[Stored data]
START

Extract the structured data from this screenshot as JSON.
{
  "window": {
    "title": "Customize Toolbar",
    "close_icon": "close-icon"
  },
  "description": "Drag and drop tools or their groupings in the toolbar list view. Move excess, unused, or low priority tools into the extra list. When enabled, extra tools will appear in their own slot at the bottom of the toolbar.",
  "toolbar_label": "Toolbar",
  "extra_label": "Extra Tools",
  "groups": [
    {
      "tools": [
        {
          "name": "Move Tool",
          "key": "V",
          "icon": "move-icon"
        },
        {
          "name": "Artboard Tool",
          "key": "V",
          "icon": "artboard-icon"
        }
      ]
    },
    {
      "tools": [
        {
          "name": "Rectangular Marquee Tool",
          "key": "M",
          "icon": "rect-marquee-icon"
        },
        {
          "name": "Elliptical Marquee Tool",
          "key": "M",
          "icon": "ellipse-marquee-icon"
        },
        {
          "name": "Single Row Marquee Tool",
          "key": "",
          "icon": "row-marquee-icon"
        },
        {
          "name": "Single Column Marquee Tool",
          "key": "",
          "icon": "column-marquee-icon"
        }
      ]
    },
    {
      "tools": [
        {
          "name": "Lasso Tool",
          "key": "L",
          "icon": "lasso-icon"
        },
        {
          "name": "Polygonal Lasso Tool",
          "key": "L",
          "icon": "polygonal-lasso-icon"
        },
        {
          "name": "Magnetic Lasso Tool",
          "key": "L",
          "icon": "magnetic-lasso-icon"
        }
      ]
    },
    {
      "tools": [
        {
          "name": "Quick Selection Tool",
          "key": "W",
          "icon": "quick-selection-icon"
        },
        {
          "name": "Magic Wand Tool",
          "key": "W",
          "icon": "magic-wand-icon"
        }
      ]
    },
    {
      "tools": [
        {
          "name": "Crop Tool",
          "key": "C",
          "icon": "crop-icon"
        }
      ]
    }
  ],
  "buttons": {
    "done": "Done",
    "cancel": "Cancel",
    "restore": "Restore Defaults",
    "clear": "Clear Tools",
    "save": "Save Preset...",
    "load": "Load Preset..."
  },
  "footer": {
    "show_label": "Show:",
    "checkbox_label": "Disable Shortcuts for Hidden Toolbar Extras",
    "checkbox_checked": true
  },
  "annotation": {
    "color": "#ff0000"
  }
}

END
START

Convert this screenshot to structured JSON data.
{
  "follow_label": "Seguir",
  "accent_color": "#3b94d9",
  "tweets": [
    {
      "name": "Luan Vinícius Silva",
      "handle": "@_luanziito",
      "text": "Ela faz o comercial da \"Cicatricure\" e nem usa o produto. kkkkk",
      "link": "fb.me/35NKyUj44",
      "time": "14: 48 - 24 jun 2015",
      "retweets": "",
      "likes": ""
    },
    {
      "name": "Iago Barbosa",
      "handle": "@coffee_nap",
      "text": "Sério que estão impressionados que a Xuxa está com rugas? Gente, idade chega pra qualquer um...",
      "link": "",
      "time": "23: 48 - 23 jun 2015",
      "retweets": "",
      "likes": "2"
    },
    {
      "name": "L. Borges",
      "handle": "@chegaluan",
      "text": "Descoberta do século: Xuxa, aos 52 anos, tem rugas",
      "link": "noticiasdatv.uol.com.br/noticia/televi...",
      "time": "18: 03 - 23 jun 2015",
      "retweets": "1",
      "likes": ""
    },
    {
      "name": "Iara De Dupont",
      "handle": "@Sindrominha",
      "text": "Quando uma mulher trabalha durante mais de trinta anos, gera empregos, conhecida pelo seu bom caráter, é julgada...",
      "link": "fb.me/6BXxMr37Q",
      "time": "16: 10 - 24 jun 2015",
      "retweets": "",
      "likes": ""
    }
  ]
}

END
START

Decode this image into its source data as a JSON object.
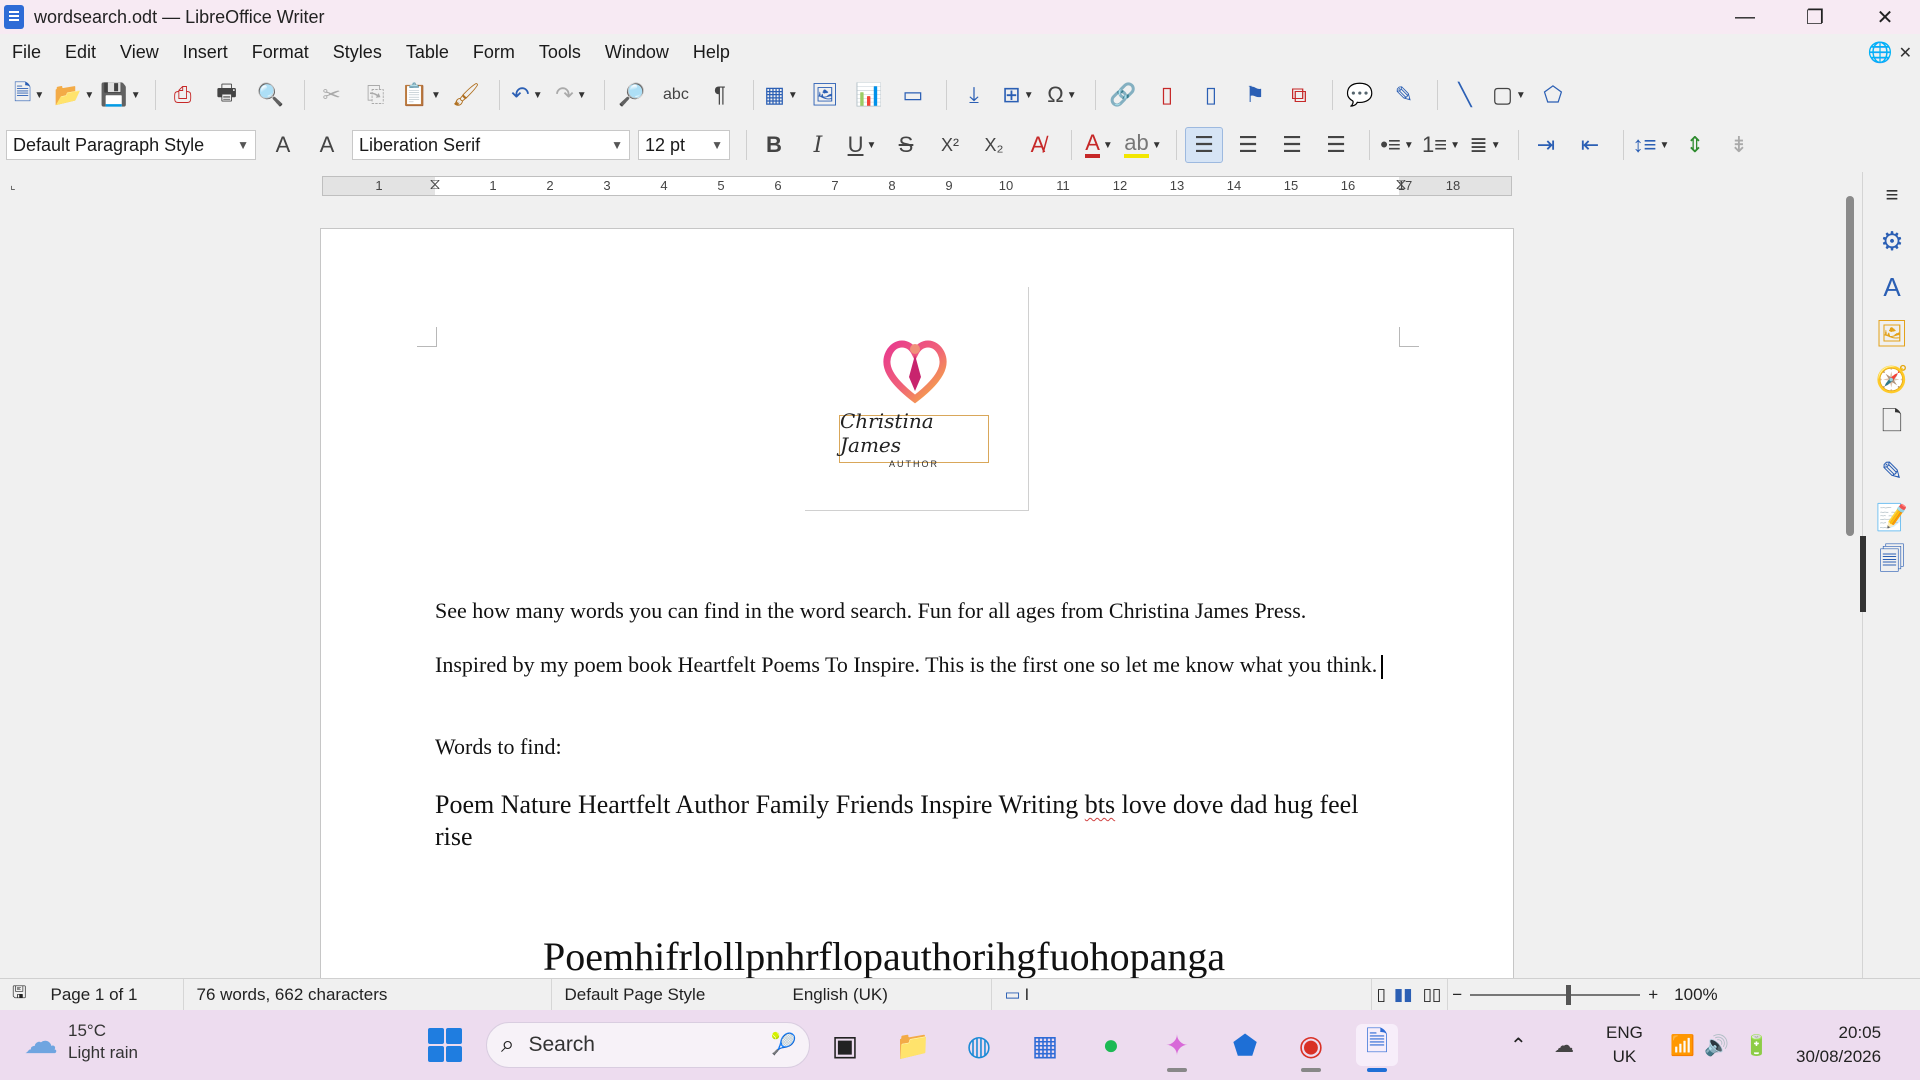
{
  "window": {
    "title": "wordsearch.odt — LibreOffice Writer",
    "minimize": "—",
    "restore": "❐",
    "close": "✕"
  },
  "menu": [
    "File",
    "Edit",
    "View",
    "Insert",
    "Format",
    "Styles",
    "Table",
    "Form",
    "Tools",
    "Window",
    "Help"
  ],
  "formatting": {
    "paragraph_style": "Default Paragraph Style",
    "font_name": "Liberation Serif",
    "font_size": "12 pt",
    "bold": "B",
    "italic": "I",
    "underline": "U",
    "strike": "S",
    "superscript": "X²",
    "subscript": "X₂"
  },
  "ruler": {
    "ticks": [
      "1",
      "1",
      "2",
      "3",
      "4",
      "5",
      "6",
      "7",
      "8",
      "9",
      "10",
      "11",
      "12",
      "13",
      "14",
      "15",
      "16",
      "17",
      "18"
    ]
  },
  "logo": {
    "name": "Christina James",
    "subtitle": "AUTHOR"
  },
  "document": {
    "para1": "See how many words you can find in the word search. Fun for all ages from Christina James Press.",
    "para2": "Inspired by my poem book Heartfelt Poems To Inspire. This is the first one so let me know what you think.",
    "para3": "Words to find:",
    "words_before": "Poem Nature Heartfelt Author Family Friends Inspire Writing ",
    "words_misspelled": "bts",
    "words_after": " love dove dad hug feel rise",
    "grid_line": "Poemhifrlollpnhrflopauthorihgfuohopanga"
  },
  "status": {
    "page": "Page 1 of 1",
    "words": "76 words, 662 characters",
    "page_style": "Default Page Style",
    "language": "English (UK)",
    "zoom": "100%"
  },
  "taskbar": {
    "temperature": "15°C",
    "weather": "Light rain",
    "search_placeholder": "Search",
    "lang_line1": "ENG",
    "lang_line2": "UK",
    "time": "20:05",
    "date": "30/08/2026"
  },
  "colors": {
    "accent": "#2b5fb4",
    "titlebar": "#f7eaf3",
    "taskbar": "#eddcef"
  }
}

END

Each line of the material that holds the string "Inspire" counts once; give the total alone.

2